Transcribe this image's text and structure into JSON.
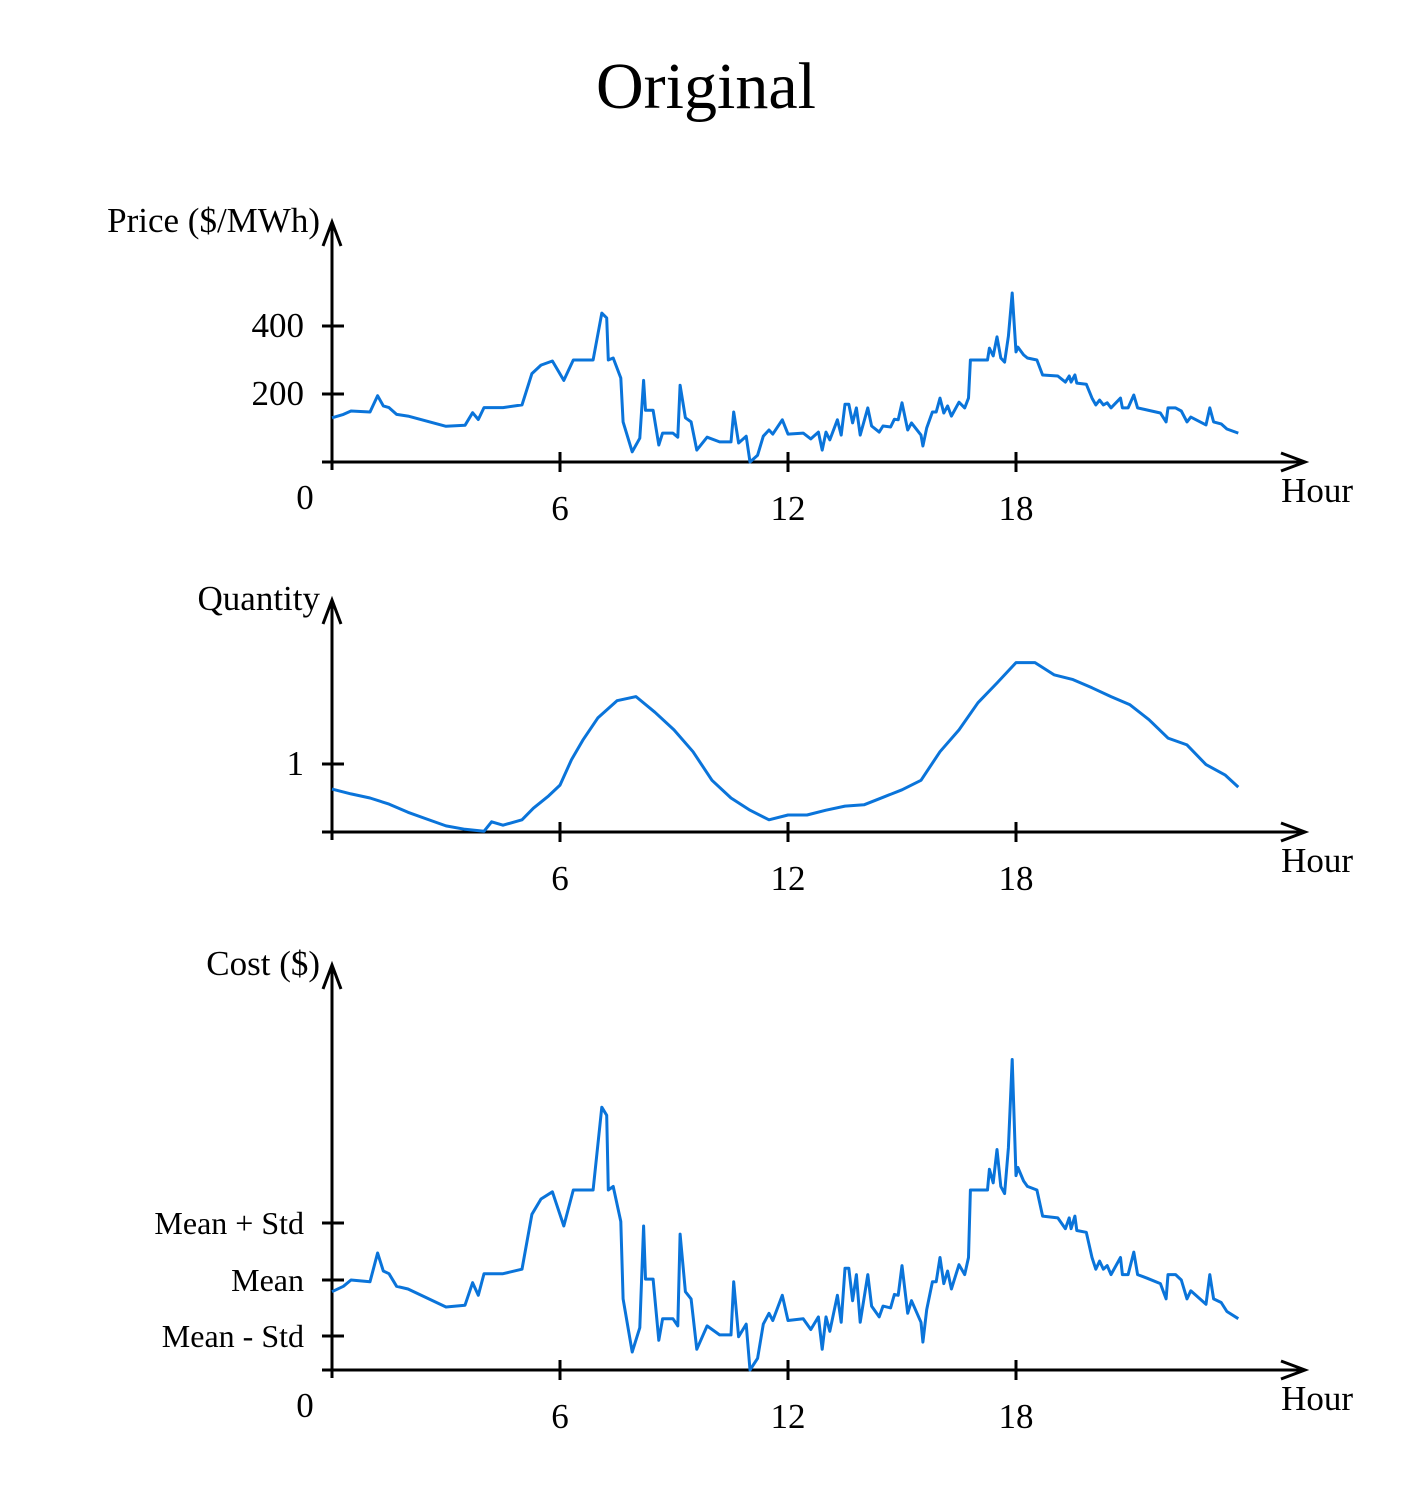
{
  "title": "Original",
  "colors": {
    "line": "#0a74da",
    "axis": "#000000"
  },
  "chart_data": [
    {
      "type": "line",
      "ylabel": "Price ($/MWh)",
      "xlabel": "Hour",
      "xticks": [
        6,
        12,
        18
      ],
      "xticklabels": [
        "6",
        "12",
        "18"
      ],
      "origin_label": "0",
      "yticks": [
        200,
        400
      ],
      "yticklabels": [
        "200",
        "400"
      ],
      "xlim": [
        0,
        25.5
      ],
      "ylim": [
        0,
        706
      ],
      "grid": false,
      "x": [
        0,
        0.3,
        0.5,
        1,
        1.2,
        1.35,
        1.5,
        1.7,
        2,
        2.5,
        3,
        3.5,
        3.7,
        3.85,
        4,
        4.5,
        5,
        5.26,
        5.5,
        5.8,
        6.1,
        6.35,
        6.87,
        7.1,
        7.23,
        7.27,
        7.4,
        7.6,
        7.66,
        7.9,
        8.1,
        8.2,
        8.25,
        8.45,
        8.6,
        8.7,
        8.97,
        9.1,
        9.16,
        9.3,
        9.45,
        9.6,
        9.87,
        10.2,
        10.5,
        10.57,
        10.7,
        10.9,
        11,
        11.2,
        11.35,
        11.5,
        11.6,
        11.85,
        12,
        12.4,
        12.6,
        12.8,
        12.9,
        13,
        13.1,
        13.3,
        13.4,
        13.5,
        13.6,
        13.7,
        13.8,
        13.9,
        14.1,
        14.2,
        14.4,
        14.5,
        14.7,
        14.8,
        14.9,
        15,
        15.15,
        15.25,
        15.5,
        15.55,
        15.65,
        15.8,
        15.9,
        16,
        16.1,
        16.2,
        16.3,
        16.5,
        16.65,
        16.75,
        16.8,
        17.25,
        17.3,
        17.4,
        17.5,
        17.6,
        17.7,
        17.8,
        17.9,
        18,
        18.05,
        18.2,
        18.3,
        18.55,
        18.7,
        19.1,
        19.3,
        19.4,
        19.45,
        19.55,
        19.6,
        19.85,
        20,
        20.1,
        20.2,
        20.3,
        20.4,
        20.5,
        20.75,
        20.8,
        20.95,
        21.1,
        21.2,
        21.45,
        21.8,
        21.95,
        22,
        22.2,
        22.35,
        22.5,
        22.6,
        23,
        23.1,
        23.2,
        23.4,
        23.55,
        23.85
      ],
      "values": [
        130,
        140,
        150,
        147,
        195,
        165,
        160,
        140,
        135,
        120,
        105,
        108,
        145,
        125,
        160,
        160,
        168,
        260,
        285,
        297,
        240,
        300,
        300,
        438,
        424,
        300,
        306,
        247,
        118,
        30,
        70,
        240,
        152,
        152,
        50,
        85,
        85,
        73,
        226,
        130,
        118,
        35,
        73,
        59,
        59,
        147,
        56,
        76,
        0,
        20,
        76,
        94,
        82,
        124,
        82,
        85,
        68,
        88,
        35,
        88,
        65,
        124,
        79,
        170,
        170,
        115,
        159,
        79,
        159,
        106,
        88,
        106,
        103,
        126,
        124,
        174,
        94,
        115,
        79,
        47,
        100,
        147,
        147,
        188,
        144,
        165,
        135,
        176,
        159,
        188,
        300,
        300,
        335,
        312,
        368,
        306,
        294,
        370,
        497,
        324,
        338,
        315,
        306,
        300,
        256,
        253,
        235,
        253,
        235,
        256,
        232,
        229,
        188,
        168,
        182,
        168,
        174,
        159,
        188,
        159,
        159,
        197,
        159,
        153,
        144,
        118,
        159,
        159,
        150,
        118,
        132,
        109,
        159,
        118,
        112,
        97,
        85
      ]
    },
    {
      "type": "line",
      "ylabel": "Quantity",
      "xlabel": "Hour",
      "xticks": [
        6,
        12,
        18
      ],
      "xticklabels": [
        "6",
        "12",
        "18"
      ],
      "yticks": [
        1
      ],
      "yticklabels": [
        "1"
      ],
      "xlim": [
        0,
        25.5
      ],
      "ylim": [
        0,
        3.41
      ],
      "grid": false,
      "x": [
        0,
        0.5,
        1,
        1.5,
        2,
        2.5,
        3,
        3.5,
        4,
        4.2,
        4.5,
        5,
        5.3,
        5.7,
        6,
        6.3,
        6.6,
        7,
        7.5,
        8,
        8.5,
        9,
        9.5,
        10,
        10.5,
        11,
        11.5,
        12,
        12.5,
        13,
        13.5,
        14,
        14.5,
        15,
        15.5,
        16,
        16.5,
        17,
        17.5,
        18,
        18.5,
        19,
        19.5,
        20,
        20.5,
        21,
        21.5,
        22,
        22.5,
        23,
        23.5,
        23.85
      ],
      "values": [
        0.63,
        0.56,
        0.5,
        0.41,
        0.29,
        0.19,
        0.09,
        0.04,
        0.01,
        0.15,
        0.1,
        0.18,
        0.35,
        0.53,
        0.69,
        1.06,
        1.35,
        1.68,
        1.93,
        1.99,
        1.76,
        1.5,
        1.18,
        0.76,
        0.5,
        0.32,
        0.18,
        0.25,
        0.25,
        0.32,
        0.38,
        0.4,
        0.51,
        0.62,
        0.76,
        1.18,
        1.5,
        1.9,
        2.19,
        2.49,
        2.49,
        2.31,
        2.24,
        2.12,
        1.99,
        1.87,
        1.65,
        1.38,
        1.28,
        0.99,
        0.84,
        0.66
      ]
    },
    {
      "type": "line",
      "ylabel": "Cost ($)",
      "xlabel": "Hour",
      "xticks": [
        6,
        12,
        18
      ],
      "xticklabels": [
        "6",
        "12",
        "18"
      ],
      "origin_label": "0",
      "yticks": [
        0.378,
        1,
        1.633
      ],
      "yticklabels": [
        "Mean - Std",
        "Mean",
        "Mean + Std"
      ],
      "xlim": [
        0,
        25.5
      ],
      "ylim": [
        0,
        4.5
      ],
      "grid": false,
      "x_same_as": "price",
      "values": [
        0.87,
        0.93,
        1.0,
        0.98,
        1.3,
        1.1,
        1.07,
        0.93,
        0.9,
        0.8,
        0.7,
        0.72,
        0.97,
        0.83,
        1.07,
        1.07,
        1.12,
        1.73,
        1.9,
        1.98,
        1.6,
        2.0,
        2.0,
        2.92,
        2.83,
        2.0,
        2.04,
        1.65,
        0.79,
        0.2,
        0.47,
        1.6,
        1.01,
        1.01,
        0.33,
        0.57,
        0.57,
        0.49,
        1.51,
        0.87,
        0.79,
        0.23,
        0.49,
        0.39,
        0.39,
        0.98,
        0.37,
        0.51,
        0,
        0.13,
        0.51,
        0.63,
        0.55,
        0.83,
        0.55,
        0.57,
        0.45,
        0.59,
        0.23,
        0.59,
        0.43,
        0.83,
        0.53,
        1.13,
        1.13,
        0.77,
        1.06,
        0.53,
        1.06,
        0.71,
        0.59,
        0.71,
        0.69,
        0.84,
        0.83,
        1.16,
        0.63,
        0.77,
        0.53,
        0.31,
        0.67,
        0.98,
        0.98,
        1.25,
        0.96,
        1.1,
        0.9,
        1.17,
        1.06,
        1.25,
        2.0,
        2.0,
        2.23,
        2.08,
        2.45,
        2.04,
        1.96,
        2.47,
        3.45,
        2.16,
        2.25,
        2.1,
        2.04,
        2.0,
        1.71,
        1.69,
        1.57,
        1.69,
        1.57,
        1.71,
        1.55,
        1.53,
        1.25,
        1.12,
        1.21,
        1.12,
        1.16,
        1.06,
        1.25,
        1.06,
        1.06,
        1.31,
        1.06,
        1.02,
        0.96,
        0.79,
        1.06,
        1.06,
        1.0,
        0.79,
        0.88,
        0.73,
        1.06,
        0.79,
        0.75,
        0.65,
        0.57
      ]
    }
  ]
}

+===+

Task prompt:
Set down every entry word for word, but omit the pictures.

Response below:
Transcribe this image's text and structure into JSON.
{
  "title": "Original",
  "colors": {
    "line": "#0a74da",
    "axis": "#000000"
  },
  "chart_data": [
    {
      "type": "line",
      "ylabel": "Price ($/MWh)",
      "xlabel": "Hour",
      "xticks": [
        6,
        12,
        18
      ],
      "xticklabels": [
        "6",
        "12",
        "18"
      ],
      "origin_label": "0",
      "yticks": [
        200,
        400
      ],
      "yticklabels": [
        "200",
        "400"
      ],
      "xlim": [
        0,
        25.5
      ],
      "ylim": [
        0,
        706
      ],
      "grid": false,
      "x": [
        0,
        0.3,
        0.5,
        1,
        1.2,
        1.35,
        1.5,
        1.7,
        2,
        2.5,
        3,
        3.5,
        3.7,
        3.85,
        4,
        4.5,
        5,
        5.26,
        5.5,
        5.8,
        6.1,
        6.35,
        6.87,
        7.1,
        7.23,
        7.27,
        7.4,
        7.6,
        7.66,
        7.9,
        8.1,
        8.2,
        8.25,
        8.45,
        8.6,
        8.7,
        8.97,
        9.1,
        9.16,
        9.3,
        9.45,
        9.6,
        9.87,
        10.2,
        10.5,
        10.57,
        10.7,
        10.9,
        11,
        11.2,
        11.35,
        11.5,
        11.6,
        11.85,
        12,
        12.4,
        12.6,
        12.8,
        12.9,
        13,
        13.1,
        13.3,
        13.4,
        13.5,
        13.6,
        13.7,
        13.8,
        13.9,
        14.1,
        14.2,
        14.4,
        14.5,
        14.7,
        14.8,
        14.9,
        15,
        15.15,
        15.25,
        15.5,
        15.55,
        15.65,
        15.8,
        15.9,
        16,
        16.1,
        16.2,
        16.3,
        16.5,
        16.65,
        16.75,
        16.8,
        17.25,
        17.3,
        17.4,
        17.5,
        17.6,
        17.7,
        17.8,
        17.9,
        18,
        18.05,
        18.2,
        18.3,
        18.55,
        18.7,
        19.1,
        19.3,
        19.4,
        19.45,
        19.55,
        19.6,
        19.85,
        20,
        20.1,
        20.2,
        20.3,
        20.4,
        20.5,
        20.75,
        20.8,
        20.95,
        21.1,
        21.2,
        21.45,
        21.8,
        21.95,
        22,
        22.2,
        22.35,
        22.5,
        22.6,
        23,
        23.1,
        23.2,
        23.4,
        23.55,
        23.85
      ],
      "values": [
        130,
        140,
        150,
        147,
        195,
        165,
        160,
        140,
        135,
        120,
        105,
        108,
        145,
        125,
        160,
        160,
        168,
        260,
        285,
        297,
        240,
        300,
        300,
        438,
        424,
        300,
        306,
        247,
        118,
        30,
        70,
        240,
        152,
        152,
        50,
        85,
        85,
        73,
        226,
        130,
        118,
        35,
        73,
        59,
        59,
        147,
        56,
        76,
        0,
        20,
        76,
        94,
        82,
        124,
        82,
        85,
        68,
        88,
        35,
        88,
        65,
        124,
        79,
        170,
        170,
        115,
        159,
        79,
        159,
        106,
        88,
        106,
        103,
        126,
        124,
        174,
        94,
        115,
        79,
        47,
        100,
        147,
        147,
        188,
        144,
        165,
        135,
        176,
        159,
        188,
        300,
        300,
        335,
        312,
        368,
        306,
        294,
        370,
        497,
        324,
        338,
        315,
        306,
        300,
        256,
        253,
        235,
        253,
        235,
        256,
        232,
        229,
        188,
        168,
        182,
        168,
        174,
        159,
        188,
        159,
        159,
        197,
        159,
        153,
        144,
        118,
        159,
        159,
        150,
        118,
        132,
        109,
        159,
        118,
        112,
        97,
        85
      ]
    },
    {
      "type": "line",
      "ylabel": "Quantity",
      "xlabel": "Hour",
      "xticks": [
        6,
        12,
        18
      ],
      "xticklabels": [
        "6",
        "12",
        "18"
      ],
      "yticks": [
        1
      ],
      "yticklabels": [
        "1"
      ],
      "xlim": [
        0,
        25.5
      ],
      "ylim": [
        0,
        3.41
      ],
      "grid": false,
      "x": [
        0,
        0.5,
        1,
        1.5,
        2,
        2.5,
        3,
        3.5,
        4,
        4.2,
        4.5,
        5,
        5.3,
        5.7,
        6,
        6.3,
        6.6,
        7,
        7.5,
        8,
        8.5,
        9,
        9.5,
        10,
        10.5,
        11,
        11.5,
        12,
        12.5,
        13,
        13.5,
        14,
        14.5,
        15,
        15.5,
        16,
        16.5,
        17,
        17.5,
        18,
        18.5,
        19,
        19.5,
        20,
        20.5,
        21,
        21.5,
        22,
        22.5,
        23,
        23.5,
        23.85
      ],
      "values": [
        0.63,
        0.56,
        0.5,
        0.41,
        0.29,
        0.19,
        0.09,
        0.04,
        0.01,
        0.15,
        0.1,
        0.18,
        0.35,
        0.53,
        0.69,
        1.06,
        1.35,
        1.68,
        1.93,
        1.99,
        1.76,
        1.5,
        1.18,
        0.76,
        0.5,
        0.32,
        0.18,
        0.25,
        0.25,
        0.32,
        0.38,
        0.4,
        0.51,
        0.62,
        0.76,
        1.18,
        1.5,
        1.9,
        2.19,
        2.49,
        2.49,
        2.31,
        2.24,
        2.12,
        1.99,
        1.87,
        1.65,
        1.38,
        1.28,
        0.99,
        0.84,
        0.66
      ]
    },
    {
      "type": "line",
      "ylabel": "Cost ($)",
      "xlabel": "Hour",
      "xticks": [
        6,
        12,
        18
      ],
      "xticklabels": [
        "6",
        "12",
        "18"
      ],
      "origin_label": "0",
      "yticks": [
        0.378,
        1,
        1.633
      ],
      "yticklabels": [
        "Mean - Std",
        "Mean",
        "Mean + Std"
      ],
      "xlim": [
        0,
        25.5
      ],
      "ylim": [
        0,
        4.5
      ],
      "grid": false,
      "x_same_as": "price",
      "values": [
        0.87,
        0.93,
        1.0,
        0.98,
        1.3,
        1.1,
        1.07,
        0.93,
        0.9,
        0.8,
        0.7,
        0.72,
        0.97,
        0.83,
        1.07,
        1.07,
        1.12,
        1.73,
        1.9,
        1.98,
        1.6,
        2.0,
        2.0,
        2.92,
        2.83,
        2.0,
        2.04,
        1.65,
        0.79,
        0.2,
        0.47,
        1.6,
        1.01,
        1.01,
        0.33,
        0.57,
        0.57,
        0.49,
        1.51,
        0.87,
        0.79,
        0.23,
        0.49,
        0.39,
        0.39,
        0.98,
        0.37,
        0.51,
        0,
        0.13,
        0.51,
        0.63,
        0.55,
        0.83,
        0.55,
        0.57,
        0.45,
        0.59,
        0.23,
        0.59,
        0.43,
        0.83,
        0.53,
        1.13,
        1.13,
        0.77,
        1.06,
        0.53,
        1.06,
        0.71,
        0.59,
        0.71,
        0.69,
        0.84,
        0.83,
        1.16,
        0.63,
        0.77,
        0.53,
        0.31,
        0.67,
        0.98,
        0.98,
        1.25,
        0.96,
        1.1,
        0.9,
        1.17,
        1.06,
        1.25,
        2.0,
        2.0,
        2.23,
        2.08,
        2.45,
        2.04,
        1.96,
        2.47,
        3.45,
        2.16,
        2.25,
        2.1,
        2.04,
        2.0,
        1.71,
        1.69,
        1.57,
        1.69,
        1.57,
        1.71,
        1.55,
        1.53,
        1.25,
        1.12,
        1.21,
        1.12,
        1.16,
        1.06,
        1.25,
        1.06,
        1.06,
        1.31,
        1.06,
        1.02,
        0.96,
        0.79,
        1.06,
        1.06,
        1.0,
        0.79,
        0.88,
        0.73,
        1.06,
        0.79,
        0.75,
        0.65,
        0.57
      ]
    }
  ]
}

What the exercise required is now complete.